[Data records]
====================

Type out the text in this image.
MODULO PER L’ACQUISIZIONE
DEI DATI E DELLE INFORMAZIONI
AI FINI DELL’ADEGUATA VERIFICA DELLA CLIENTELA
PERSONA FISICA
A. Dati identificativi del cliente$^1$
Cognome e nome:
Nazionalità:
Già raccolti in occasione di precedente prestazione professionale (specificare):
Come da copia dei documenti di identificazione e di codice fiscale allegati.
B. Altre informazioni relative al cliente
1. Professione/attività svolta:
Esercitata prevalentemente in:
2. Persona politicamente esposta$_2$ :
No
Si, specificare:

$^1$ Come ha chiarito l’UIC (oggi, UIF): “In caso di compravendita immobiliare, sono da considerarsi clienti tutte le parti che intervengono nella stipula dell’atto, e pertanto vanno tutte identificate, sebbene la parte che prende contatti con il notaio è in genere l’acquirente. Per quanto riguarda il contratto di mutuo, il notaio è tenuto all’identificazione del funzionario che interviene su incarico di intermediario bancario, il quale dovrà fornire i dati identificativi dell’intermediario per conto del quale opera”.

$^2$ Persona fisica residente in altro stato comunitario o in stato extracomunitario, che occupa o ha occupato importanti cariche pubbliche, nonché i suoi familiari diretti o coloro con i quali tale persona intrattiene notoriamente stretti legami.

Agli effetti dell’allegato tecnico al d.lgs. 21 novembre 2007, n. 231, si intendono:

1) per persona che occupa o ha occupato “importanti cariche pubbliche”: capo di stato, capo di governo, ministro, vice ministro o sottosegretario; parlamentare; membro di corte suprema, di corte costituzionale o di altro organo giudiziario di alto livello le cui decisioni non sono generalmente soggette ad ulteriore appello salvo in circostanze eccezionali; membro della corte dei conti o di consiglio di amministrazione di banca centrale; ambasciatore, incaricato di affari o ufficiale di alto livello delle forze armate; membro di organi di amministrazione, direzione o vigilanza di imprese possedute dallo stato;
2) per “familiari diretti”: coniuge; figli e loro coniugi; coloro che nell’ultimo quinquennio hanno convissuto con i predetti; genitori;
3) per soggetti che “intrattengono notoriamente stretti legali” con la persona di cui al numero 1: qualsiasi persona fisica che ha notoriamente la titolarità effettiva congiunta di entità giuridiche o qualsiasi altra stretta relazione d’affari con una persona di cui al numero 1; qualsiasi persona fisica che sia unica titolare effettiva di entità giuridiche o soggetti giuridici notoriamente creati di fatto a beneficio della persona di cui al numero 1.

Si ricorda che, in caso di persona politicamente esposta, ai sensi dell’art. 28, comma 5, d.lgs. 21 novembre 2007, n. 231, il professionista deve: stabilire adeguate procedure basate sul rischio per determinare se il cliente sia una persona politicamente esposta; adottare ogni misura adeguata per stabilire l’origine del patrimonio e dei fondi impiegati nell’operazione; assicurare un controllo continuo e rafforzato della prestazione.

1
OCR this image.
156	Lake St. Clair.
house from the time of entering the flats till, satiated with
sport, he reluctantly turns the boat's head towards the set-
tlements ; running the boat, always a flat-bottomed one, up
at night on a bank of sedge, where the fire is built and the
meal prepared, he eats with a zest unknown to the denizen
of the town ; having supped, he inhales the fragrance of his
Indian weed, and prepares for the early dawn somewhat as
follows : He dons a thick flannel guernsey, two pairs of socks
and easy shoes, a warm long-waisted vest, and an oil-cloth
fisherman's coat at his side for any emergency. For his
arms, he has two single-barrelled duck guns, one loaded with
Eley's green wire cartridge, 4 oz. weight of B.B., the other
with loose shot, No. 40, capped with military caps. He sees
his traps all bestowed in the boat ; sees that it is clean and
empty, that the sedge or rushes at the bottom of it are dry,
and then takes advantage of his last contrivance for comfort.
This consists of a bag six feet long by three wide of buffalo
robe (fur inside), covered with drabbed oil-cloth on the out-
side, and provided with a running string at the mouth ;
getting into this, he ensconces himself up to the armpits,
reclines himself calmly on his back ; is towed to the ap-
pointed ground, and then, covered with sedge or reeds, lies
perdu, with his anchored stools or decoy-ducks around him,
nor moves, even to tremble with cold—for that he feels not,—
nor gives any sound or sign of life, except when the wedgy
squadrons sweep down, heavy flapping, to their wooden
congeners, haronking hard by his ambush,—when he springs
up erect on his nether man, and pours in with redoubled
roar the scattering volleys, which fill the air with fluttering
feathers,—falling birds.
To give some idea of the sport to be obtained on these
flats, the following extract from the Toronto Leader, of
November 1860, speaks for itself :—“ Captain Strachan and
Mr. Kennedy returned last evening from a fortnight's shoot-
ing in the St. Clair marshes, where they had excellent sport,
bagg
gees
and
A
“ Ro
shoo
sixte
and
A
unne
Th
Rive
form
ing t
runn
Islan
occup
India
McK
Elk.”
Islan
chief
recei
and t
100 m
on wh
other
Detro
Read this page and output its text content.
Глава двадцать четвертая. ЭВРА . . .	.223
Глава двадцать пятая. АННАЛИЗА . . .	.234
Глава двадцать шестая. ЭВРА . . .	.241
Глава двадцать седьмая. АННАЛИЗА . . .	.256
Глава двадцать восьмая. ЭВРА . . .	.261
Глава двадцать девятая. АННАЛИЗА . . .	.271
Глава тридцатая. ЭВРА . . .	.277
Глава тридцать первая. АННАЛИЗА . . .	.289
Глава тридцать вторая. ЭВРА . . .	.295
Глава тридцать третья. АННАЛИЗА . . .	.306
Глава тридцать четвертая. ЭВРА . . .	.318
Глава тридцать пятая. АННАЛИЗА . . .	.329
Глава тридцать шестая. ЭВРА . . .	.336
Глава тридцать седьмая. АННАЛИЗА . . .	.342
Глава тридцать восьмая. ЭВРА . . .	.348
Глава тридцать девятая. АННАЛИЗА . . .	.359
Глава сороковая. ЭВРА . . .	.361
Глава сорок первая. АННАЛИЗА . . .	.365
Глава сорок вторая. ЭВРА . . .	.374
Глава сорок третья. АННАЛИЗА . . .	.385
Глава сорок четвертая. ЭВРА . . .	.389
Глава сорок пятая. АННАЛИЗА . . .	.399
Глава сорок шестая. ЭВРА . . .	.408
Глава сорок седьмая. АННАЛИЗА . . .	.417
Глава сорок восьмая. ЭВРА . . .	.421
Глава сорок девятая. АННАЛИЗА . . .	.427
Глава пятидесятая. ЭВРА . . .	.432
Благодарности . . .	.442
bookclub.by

====================

Working from the material above, state how many lines contain "первая"; give only the number.

* **RESULT OF THIS EXERCISE**: 2